Extracts from a graphics dataset
....

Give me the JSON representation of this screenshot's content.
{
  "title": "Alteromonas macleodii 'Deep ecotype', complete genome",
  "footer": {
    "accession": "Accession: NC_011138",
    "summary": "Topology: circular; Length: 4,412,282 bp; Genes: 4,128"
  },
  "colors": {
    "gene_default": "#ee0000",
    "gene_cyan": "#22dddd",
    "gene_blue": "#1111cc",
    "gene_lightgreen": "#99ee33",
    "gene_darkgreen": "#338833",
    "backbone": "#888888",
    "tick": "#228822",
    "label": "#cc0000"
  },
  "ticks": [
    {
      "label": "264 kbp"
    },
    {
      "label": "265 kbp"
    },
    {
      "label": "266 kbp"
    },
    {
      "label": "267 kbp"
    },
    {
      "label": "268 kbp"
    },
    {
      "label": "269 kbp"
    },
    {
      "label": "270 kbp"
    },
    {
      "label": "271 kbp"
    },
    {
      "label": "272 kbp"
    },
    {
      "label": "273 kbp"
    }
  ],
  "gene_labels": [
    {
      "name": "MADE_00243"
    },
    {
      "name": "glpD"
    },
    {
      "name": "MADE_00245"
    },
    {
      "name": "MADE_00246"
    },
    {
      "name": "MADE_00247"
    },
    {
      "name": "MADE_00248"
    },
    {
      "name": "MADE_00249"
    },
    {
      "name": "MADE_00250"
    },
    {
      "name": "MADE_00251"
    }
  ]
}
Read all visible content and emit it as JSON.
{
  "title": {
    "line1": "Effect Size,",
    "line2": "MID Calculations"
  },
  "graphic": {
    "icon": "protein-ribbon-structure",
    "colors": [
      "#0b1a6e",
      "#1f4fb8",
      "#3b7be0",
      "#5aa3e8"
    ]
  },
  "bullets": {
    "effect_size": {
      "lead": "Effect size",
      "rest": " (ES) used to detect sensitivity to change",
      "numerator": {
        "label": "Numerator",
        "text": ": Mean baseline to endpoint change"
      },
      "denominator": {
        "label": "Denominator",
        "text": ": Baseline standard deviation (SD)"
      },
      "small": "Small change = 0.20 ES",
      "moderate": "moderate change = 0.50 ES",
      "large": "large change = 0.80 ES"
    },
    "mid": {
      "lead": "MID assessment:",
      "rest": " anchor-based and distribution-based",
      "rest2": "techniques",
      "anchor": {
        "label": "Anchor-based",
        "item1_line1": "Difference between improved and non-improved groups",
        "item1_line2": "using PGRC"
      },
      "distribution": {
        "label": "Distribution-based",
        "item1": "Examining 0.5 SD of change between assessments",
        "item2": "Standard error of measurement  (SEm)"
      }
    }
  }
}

....

■ Aim of the exercise:
Within the data above, how many lines contain "change"? Respond with the tally alone.

■ Problem solution:
6